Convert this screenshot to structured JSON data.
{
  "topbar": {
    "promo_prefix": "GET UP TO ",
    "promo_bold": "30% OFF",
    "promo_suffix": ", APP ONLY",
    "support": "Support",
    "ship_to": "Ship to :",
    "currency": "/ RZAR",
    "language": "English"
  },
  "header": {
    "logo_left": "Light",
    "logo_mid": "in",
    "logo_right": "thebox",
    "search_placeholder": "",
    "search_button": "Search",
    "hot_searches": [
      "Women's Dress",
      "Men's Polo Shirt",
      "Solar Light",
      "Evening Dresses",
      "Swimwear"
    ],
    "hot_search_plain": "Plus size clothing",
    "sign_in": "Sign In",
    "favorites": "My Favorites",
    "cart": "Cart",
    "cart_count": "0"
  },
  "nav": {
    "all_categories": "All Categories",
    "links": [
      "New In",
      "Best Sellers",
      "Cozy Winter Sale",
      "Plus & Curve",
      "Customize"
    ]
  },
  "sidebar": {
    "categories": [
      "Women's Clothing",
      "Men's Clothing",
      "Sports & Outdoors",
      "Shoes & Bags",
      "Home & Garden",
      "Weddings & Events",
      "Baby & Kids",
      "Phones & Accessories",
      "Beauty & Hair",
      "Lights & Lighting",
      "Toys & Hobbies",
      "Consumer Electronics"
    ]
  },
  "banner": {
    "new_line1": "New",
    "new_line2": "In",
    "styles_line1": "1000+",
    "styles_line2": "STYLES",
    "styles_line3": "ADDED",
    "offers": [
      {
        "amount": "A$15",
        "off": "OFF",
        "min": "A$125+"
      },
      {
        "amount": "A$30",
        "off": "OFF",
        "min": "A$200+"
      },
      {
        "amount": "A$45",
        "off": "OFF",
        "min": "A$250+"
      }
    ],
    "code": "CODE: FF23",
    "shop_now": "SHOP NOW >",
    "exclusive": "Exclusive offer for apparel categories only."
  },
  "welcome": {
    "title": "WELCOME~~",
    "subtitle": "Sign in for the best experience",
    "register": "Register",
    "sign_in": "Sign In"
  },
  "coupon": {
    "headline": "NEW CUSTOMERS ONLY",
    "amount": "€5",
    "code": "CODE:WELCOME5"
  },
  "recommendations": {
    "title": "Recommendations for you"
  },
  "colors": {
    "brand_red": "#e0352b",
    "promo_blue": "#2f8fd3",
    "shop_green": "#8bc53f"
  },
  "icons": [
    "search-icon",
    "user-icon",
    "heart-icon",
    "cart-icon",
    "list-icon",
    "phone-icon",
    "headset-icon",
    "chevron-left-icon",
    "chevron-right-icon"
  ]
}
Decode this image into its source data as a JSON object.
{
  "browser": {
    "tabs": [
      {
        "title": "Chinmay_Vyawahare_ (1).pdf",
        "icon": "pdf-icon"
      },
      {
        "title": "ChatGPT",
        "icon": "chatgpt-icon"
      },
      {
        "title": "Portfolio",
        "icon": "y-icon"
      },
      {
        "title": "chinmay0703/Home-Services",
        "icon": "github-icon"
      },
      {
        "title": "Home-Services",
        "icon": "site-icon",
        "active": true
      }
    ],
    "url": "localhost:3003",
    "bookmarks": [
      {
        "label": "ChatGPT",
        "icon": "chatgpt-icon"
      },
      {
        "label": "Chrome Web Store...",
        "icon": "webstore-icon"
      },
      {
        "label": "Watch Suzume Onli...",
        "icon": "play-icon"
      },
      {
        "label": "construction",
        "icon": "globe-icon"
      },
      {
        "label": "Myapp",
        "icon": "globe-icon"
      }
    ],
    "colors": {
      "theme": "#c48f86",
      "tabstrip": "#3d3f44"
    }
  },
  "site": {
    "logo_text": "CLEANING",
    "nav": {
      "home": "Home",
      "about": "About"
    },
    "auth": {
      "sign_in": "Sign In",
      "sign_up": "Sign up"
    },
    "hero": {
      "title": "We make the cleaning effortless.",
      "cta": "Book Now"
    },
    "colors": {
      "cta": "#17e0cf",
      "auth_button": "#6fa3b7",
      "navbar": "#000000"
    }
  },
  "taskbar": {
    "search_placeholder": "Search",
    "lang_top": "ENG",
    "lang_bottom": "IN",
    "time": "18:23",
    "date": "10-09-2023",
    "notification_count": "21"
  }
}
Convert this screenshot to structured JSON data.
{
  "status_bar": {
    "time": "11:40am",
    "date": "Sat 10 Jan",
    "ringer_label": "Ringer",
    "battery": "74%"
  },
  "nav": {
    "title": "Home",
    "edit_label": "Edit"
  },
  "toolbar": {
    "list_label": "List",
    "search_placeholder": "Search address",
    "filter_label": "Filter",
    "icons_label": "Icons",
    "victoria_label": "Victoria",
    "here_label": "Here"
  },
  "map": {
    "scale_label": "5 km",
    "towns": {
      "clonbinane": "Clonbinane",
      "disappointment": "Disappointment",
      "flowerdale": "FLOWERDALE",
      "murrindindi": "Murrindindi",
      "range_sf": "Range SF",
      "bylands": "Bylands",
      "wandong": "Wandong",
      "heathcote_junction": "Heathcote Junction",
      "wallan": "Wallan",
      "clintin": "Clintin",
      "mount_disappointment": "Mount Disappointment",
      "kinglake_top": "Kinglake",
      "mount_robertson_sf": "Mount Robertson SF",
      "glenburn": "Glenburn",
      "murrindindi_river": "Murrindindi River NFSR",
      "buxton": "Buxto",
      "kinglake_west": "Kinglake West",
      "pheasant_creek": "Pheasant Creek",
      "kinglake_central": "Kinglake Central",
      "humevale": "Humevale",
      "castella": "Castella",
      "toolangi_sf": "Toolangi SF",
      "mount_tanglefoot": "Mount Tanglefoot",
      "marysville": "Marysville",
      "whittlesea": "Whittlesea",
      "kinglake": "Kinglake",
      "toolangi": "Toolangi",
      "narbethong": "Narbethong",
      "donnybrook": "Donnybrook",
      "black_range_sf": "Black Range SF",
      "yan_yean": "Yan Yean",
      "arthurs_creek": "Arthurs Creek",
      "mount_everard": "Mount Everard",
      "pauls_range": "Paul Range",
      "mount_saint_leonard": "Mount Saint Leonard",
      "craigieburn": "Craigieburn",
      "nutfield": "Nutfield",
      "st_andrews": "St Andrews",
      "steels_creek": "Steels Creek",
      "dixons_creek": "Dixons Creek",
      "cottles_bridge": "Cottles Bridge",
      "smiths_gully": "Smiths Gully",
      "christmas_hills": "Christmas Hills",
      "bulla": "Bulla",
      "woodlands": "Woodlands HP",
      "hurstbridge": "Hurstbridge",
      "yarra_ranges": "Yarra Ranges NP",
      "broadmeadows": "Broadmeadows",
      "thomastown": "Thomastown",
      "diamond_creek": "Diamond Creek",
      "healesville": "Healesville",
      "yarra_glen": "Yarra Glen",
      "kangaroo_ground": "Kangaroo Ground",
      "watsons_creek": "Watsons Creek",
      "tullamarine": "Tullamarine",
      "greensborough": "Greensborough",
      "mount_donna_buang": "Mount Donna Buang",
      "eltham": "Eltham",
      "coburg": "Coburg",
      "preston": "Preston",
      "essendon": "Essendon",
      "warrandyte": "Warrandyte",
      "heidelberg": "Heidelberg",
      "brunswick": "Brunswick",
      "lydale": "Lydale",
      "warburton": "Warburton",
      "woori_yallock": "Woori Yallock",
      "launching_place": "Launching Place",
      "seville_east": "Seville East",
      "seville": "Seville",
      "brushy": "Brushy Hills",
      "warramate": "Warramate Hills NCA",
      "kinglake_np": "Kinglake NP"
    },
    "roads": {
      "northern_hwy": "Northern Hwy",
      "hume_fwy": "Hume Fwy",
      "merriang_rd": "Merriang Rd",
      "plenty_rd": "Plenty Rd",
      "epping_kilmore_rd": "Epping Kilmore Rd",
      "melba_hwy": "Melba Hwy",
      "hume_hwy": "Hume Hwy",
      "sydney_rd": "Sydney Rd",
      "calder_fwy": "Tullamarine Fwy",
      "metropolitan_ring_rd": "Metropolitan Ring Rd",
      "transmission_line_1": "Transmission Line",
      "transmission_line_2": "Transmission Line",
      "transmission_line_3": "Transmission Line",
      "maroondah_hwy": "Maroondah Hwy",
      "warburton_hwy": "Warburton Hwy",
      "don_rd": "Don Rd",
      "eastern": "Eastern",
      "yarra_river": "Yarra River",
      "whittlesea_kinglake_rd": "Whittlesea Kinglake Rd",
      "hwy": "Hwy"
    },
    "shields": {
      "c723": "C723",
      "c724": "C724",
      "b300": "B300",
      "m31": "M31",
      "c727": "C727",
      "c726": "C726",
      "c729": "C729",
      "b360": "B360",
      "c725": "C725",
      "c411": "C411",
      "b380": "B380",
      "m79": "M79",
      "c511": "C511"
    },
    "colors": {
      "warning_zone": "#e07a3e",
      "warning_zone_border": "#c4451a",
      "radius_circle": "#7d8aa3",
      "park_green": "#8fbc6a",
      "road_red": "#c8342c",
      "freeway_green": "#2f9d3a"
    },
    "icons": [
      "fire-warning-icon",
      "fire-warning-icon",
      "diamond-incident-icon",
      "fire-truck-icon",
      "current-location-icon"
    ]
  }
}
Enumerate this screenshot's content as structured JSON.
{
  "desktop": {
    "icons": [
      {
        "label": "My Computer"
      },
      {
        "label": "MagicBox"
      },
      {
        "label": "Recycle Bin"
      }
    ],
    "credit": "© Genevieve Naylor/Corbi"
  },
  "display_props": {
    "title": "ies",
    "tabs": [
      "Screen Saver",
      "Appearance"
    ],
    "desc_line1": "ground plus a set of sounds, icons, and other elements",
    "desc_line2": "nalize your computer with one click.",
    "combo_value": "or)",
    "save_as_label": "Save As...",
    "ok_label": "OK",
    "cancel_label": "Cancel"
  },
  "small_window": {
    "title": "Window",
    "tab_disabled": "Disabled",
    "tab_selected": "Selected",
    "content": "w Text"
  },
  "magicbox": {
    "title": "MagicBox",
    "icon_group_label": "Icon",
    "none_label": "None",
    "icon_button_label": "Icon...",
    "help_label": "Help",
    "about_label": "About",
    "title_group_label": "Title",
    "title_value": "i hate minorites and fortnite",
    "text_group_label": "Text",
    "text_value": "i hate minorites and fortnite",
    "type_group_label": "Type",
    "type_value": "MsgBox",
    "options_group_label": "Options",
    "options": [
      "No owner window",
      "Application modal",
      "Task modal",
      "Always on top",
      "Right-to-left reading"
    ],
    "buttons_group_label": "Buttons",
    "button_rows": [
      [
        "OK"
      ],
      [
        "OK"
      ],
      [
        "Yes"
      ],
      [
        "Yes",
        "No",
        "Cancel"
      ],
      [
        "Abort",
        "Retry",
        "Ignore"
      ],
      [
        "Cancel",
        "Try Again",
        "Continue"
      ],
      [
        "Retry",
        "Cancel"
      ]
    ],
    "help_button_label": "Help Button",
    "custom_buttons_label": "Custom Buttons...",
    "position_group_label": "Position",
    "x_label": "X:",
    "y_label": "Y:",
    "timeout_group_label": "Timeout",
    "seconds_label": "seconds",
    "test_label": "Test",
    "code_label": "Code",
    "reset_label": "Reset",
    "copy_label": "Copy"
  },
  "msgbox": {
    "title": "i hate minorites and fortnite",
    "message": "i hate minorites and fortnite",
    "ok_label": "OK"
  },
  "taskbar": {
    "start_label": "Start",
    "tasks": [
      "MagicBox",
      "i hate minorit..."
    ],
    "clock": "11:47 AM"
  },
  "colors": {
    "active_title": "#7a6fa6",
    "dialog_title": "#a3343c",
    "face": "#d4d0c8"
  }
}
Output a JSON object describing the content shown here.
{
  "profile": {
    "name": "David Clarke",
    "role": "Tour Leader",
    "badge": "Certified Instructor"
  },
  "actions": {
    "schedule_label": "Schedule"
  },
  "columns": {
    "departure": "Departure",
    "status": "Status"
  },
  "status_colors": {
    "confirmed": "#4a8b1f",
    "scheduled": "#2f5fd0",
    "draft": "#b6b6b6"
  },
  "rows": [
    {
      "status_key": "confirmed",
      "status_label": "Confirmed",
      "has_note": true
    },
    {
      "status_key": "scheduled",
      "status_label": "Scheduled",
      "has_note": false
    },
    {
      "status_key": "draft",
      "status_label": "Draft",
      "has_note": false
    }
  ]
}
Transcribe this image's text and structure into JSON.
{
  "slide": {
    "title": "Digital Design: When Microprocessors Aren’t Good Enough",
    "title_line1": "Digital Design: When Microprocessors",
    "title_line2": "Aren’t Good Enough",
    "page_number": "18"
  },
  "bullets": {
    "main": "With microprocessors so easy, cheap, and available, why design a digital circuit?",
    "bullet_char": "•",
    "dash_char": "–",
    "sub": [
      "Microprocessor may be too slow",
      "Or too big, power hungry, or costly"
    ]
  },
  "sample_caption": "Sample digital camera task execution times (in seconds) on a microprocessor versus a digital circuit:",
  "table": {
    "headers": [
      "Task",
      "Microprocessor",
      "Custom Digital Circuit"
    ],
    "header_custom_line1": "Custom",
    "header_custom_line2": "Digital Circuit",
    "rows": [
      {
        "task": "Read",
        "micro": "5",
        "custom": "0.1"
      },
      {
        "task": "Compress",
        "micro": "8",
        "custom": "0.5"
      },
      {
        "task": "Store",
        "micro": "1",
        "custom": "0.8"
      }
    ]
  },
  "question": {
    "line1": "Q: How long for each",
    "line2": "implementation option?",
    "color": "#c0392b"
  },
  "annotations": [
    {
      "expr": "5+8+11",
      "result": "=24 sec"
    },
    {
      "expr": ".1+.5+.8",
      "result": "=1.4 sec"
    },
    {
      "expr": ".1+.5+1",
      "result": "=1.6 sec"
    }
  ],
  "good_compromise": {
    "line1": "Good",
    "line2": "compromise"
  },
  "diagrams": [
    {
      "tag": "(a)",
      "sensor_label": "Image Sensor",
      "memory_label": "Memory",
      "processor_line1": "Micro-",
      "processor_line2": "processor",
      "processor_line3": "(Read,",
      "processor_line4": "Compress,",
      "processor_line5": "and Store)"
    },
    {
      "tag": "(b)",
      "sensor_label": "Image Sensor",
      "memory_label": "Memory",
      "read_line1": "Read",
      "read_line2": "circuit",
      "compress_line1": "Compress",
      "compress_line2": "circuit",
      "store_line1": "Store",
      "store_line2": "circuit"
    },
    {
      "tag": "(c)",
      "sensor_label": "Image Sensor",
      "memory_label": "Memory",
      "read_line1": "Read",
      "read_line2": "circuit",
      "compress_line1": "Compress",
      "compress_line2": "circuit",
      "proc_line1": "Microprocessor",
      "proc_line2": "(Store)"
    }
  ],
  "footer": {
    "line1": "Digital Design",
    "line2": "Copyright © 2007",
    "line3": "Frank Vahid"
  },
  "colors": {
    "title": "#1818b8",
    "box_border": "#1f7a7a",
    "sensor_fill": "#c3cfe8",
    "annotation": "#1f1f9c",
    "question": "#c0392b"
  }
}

----

**WORK TO BE COMPLETED**
Go through the records and show every line with the string "result" in it.

**COMPLETE ANSWER**
      "result": "=24 sec"
      "result": "=1.4 sec"
      "result": "=1.6 sec"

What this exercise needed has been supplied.